--- start Material supplied ---
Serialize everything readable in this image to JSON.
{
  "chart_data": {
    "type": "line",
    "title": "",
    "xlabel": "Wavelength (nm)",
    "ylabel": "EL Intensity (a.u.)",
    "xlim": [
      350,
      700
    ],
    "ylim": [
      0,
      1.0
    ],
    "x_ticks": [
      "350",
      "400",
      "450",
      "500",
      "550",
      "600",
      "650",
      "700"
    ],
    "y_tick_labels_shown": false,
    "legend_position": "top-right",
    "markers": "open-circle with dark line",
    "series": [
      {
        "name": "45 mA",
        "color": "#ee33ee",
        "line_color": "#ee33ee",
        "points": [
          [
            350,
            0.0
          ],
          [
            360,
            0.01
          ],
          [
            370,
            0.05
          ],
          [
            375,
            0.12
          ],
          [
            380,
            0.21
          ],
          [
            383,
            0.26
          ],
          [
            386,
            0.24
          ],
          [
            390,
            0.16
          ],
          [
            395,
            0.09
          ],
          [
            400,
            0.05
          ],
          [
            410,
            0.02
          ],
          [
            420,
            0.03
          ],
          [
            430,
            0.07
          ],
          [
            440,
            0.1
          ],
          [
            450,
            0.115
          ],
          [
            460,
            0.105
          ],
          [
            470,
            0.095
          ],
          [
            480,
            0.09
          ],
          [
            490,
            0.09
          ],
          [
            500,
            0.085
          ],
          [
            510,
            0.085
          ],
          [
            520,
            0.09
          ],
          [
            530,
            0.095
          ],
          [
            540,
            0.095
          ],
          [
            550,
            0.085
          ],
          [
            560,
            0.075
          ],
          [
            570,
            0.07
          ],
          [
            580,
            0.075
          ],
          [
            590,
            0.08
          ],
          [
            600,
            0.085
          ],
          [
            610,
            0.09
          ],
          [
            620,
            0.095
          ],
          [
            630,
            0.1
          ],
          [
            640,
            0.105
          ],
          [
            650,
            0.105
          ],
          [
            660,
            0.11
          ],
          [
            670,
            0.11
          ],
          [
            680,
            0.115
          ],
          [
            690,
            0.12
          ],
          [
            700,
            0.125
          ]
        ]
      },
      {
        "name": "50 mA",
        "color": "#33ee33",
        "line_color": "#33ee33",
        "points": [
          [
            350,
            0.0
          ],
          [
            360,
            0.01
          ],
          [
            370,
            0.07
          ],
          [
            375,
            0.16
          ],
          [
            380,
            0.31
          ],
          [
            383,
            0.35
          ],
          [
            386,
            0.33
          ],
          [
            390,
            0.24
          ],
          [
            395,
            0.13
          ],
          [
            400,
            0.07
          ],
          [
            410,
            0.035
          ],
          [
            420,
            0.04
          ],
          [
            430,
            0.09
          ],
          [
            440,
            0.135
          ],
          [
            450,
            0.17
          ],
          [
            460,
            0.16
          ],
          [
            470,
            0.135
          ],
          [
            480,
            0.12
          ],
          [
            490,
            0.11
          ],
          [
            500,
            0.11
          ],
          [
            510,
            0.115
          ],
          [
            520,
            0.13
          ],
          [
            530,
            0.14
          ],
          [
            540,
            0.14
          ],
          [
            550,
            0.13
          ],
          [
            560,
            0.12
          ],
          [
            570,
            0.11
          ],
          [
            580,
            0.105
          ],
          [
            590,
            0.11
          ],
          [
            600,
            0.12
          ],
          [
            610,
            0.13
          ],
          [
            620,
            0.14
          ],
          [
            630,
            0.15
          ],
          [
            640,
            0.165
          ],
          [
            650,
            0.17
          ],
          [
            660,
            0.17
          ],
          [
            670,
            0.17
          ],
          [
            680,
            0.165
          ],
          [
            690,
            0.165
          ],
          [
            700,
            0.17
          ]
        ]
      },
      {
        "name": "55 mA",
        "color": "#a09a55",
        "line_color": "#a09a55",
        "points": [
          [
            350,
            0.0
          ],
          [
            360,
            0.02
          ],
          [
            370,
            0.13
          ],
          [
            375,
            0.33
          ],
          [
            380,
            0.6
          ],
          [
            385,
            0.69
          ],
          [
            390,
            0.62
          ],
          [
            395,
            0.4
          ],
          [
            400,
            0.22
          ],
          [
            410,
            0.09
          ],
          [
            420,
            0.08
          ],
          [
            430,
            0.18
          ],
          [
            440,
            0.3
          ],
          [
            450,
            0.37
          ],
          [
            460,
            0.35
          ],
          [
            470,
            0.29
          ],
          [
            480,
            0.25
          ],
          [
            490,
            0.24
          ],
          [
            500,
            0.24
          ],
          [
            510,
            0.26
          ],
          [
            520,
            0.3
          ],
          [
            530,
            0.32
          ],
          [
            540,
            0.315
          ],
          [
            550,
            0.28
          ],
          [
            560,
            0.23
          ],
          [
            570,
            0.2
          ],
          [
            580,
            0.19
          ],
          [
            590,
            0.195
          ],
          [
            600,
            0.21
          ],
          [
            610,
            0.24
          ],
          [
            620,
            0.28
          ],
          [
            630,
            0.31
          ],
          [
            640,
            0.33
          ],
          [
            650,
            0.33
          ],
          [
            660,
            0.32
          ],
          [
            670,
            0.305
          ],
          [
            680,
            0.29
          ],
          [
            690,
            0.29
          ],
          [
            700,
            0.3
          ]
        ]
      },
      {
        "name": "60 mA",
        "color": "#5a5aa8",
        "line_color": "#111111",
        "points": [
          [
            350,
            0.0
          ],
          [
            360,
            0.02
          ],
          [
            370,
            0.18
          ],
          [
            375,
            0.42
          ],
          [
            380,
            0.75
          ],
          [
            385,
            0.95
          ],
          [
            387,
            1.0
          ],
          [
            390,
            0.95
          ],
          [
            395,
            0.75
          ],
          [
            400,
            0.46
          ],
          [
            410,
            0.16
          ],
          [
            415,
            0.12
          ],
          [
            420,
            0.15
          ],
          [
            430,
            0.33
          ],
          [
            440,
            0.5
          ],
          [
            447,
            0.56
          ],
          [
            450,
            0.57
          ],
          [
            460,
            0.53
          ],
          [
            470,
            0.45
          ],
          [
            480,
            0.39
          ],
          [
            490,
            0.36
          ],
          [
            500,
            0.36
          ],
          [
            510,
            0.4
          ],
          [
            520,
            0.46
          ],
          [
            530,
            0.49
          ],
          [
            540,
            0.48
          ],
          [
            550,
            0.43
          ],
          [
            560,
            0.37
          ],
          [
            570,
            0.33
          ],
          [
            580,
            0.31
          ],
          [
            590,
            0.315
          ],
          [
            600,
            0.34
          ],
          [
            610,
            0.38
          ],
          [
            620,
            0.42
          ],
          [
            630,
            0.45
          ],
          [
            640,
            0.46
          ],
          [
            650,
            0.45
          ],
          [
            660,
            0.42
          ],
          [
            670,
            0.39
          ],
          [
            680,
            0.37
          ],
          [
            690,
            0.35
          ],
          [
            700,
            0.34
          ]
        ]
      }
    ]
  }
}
--- end Material supplied ---
*Problem requirements:* Take the records above and return them exactly as written.

*Finished exercise:*
Serialize everything readable in this image to JSON.
{
  "chart_data": {
    "type": "line",
    "title": "",
    "xlabel": "Wavelength (nm)",
    "ylabel": "EL Intensity (a.u.)",
    "xlim": [
      350,
      700
    ],
    "ylim": [
      0,
      1.0
    ],
    "x_ticks": [
      "350",
      "400",
      "450",
      "500",
      "550",
      "600",
      "650",
      "700"
    ],
    "y_tick_labels_shown": false,
    "legend_position": "top-right",
    "markers": "open-circle with dark line",
    "series": [
      {
        "name": "45 mA",
        "color": "#ee33ee",
        "line_color": "#ee33ee",
        "points": [
          [
            350,
            0.0
          ],
          [
            360,
            0.01
          ],
          [
            370,
            0.05
          ],
          [
            375,
            0.12
          ],
          [
            380,
            0.21
          ],
          [
            383,
            0.26
          ],
          [
            386,
            0.24
          ],
          [
            390,
            0.16
          ],
          [
            395,
            0.09
          ],
          [
            400,
            0.05
          ],
          [
            410,
            0.02
          ],
          [
            420,
            0.03
          ],
          [
            430,
            0.07
          ],
          [
            440,
            0.1
          ],
          [
            450,
            0.115
          ],
          [
            460,
            0.105
          ],
          [
            470,
            0.095
          ],
          [
            480,
            0.09
          ],
          [
            490,
            0.09
          ],
          [
            500,
            0.085
          ],
          [
            510,
            0.085
          ],
          [
            520,
            0.09
          ],
          [
            530,
            0.095
          ],
          [
            540,
            0.095
          ],
          [
            550,
            0.085
          ],
          [
            560,
            0.075
          ],
          [
            570,
            0.07
          ],
          [
            580,
            0.075
          ],
          [
            590,
            0.08
          ],
          [
            600,
            0.085
          ],
          [
            610,
            0.09
          ],
          [
            620,
            0.095
          ],
          [
            630,
            0.1
          ],
          [
            640,
            0.105
          ],
          [
            650,
            0.105
          ],
          [
            660,
            0.11
          ],
          [
            670,
            0.11
          ],
          [
            680,
            0.115
          ],
          [
            690,
            0.12
          ],
          [
            700,
            0.125
          ]
        ]
      },
      {
        "name": "50 mA",
        "color": "#33ee33",
        "line_color": "#33ee33",
        "points": [
          [
            350,
            0.0
          ],
          [
            360,
            0.01
          ],
          [
            370,
            0.07
          ],
          [
            375,
            0.16
          ],
          [
            380,
            0.31
          ],
          [
            383,
            0.35
          ],
          [
            386,
            0.33
          ],
          [
            390,
            0.24
          ],
          [
            395,
            0.13
          ],
          [
            400,
            0.07
          ],
          [
            410,
            0.035
          ],
          [
            420,
            0.04
          ],
          [
            430,
            0.09
          ],
          [
            440,
            0.135
          ],
          [
            450,
            0.17
          ],
          [
            460,
            0.16
          ],
          [
            470,
            0.135
          ],
          [
            480,
            0.12
          ],
          [
            490,
            0.11
          ],
          [
            500,
            0.11
          ],
          [
            510,
            0.115
          ],
          [
            520,
            0.13
          ],
          [
            530,
            0.14
          ],
          [
            540,
            0.14
          ],
          [
            550,
            0.13
          ],
          [
            560,
            0.12
          ],
          [
            570,
            0.11
          ],
          [
            580,
            0.105
          ],
          [
            590,
            0.11
          ],
          [
            600,
            0.12
          ],
          [
            610,
            0.13
          ],
          [
            620,
            0.14
          ],
          [
            630,
            0.15
          ],
          [
            640,
            0.165
          ],
          [
            650,
            0.17
          ],
          [
            660,
            0.17
          ],
          [
            670,
            0.17
          ],
          [
            680,
            0.165
          ],
          [
            690,
            0.165
          ],
          [
            700,
            0.17
          ]
        ]
      },
      {
        "name": "55 mA",
        "color": "#a09a55",
        "line_color": "#a09a55",
        "points": [
          [
            350,
            0.0
          ],
          [
            360,
            0.02
          ],
          [
            370,
            0.13
          ],
          [
            375,
            0.33
          ],
          [
            380,
            0.6
          ],
          [
            385,
            0.69
          ],
          [
            390,
            0.62
          ],
          [
            395,
            0.4
          ],
          [
            400,
            0.22
          ],
          [
            410,
            0.09
          ],
          [
            420,
            0.08
          ],
          [
            430,
            0.18
          ],
          [
            440,
            0.3
          ],
          [
            450,
            0.37
          ],
          [
            460,
            0.35
          ],
          [
            470,
            0.29
          ],
          [
            480,
            0.25
          ],
          [
            490,
            0.24
          ],
          [
            500,
            0.24
          ],
          [
            510,
            0.26
          ],
          [
            520,
            0.3
          ],
          [
            530,
            0.32
          ],
          [
            540,
            0.315
          ],
          [
            550,
            0.28
          ],
          [
            560,
            0.23
          ],
          [
            570,
            0.2
          ],
          [
            580,
            0.19
          ],
          [
            590,
            0.195
          ],
          [
            600,
            0.21
          ],
          [
            610,
            0.24
          ],
          [
            620,
            0.28
          ],
          [
            630,
            0.31
          ],
          [
            640,
            0.33
          ],
          [
            650,
            0.33
          ],
          [
            660,
            0.32
          ],
          [
            670,
            0.305
          ],
          [
            680,
            0.29
          ],
          [
            690,
            0.29
          ],
          [
            700,
            0.3
          ]
        ]
      },
      {
        "name": "60 mA",
        "color": "#5a5aa8",
        "line_color": "#111111",
        "points": [
          [
            350,
            0.0
          ],
          [
            360,
            0.02
          ],
          [
            370,
            0.18
          ],
          [
            375,
            0.42
          ],
          [
            380,
            0.75
          ],
          [
            385,
            0.95
          ],
          [
            387,
            1.0
          ],
          [
            390,
            0.95
          ],
          [
            395,
            0.75
          ],
          [
            400,
            0.46
          ],
          [
            410,
            0.16
          ],
          [
            415,
            0.12
          ],
          [
            420,
            0.15
          ],
          [
            430,
            0.33
          ],
          [
            440,
            0.5
          ],
          [
            447,
            0.56
          ],
          [
            450,
            0.57
          ],
          [
            460,
            0.53
          ],
          [
            470,
            0.45
          ],
          [
            480,
            0.39
          ],
          [
            490,
            0.36
          ],
          [
            500,
            0.36
          ],
          [
            510,
            0.4
          ],
          [
            520,
            0.46
          ],
          [
            530,
            0.49
          ],
          [
            540,
            0.48
          ],
          [
            550,
            0.43
          ],
          [
            560,
            0.37
          ],
          [
            570,
            0.33
          ],
          [
            580,
            0.31
          ],
          [
            590,
            0.315
          ],
          [
            600,
            0.34
          ],
          [
            610,
            0.38
          ],
          [
            620,
            0.42
          ],
          [
            630,
            0.45
          ],
          [
            640,
            0.46
          ],
          [
            650,
            0.45
          ],
          [
            660,
            0.42
          ],
          [
            670,
            0.39
          ],
          [
            680,
            0.37
          ],
          [
            690,
            0.35
          ],
          [
            700,
            0.34
          ]
        ]
      }
    ]
  }
}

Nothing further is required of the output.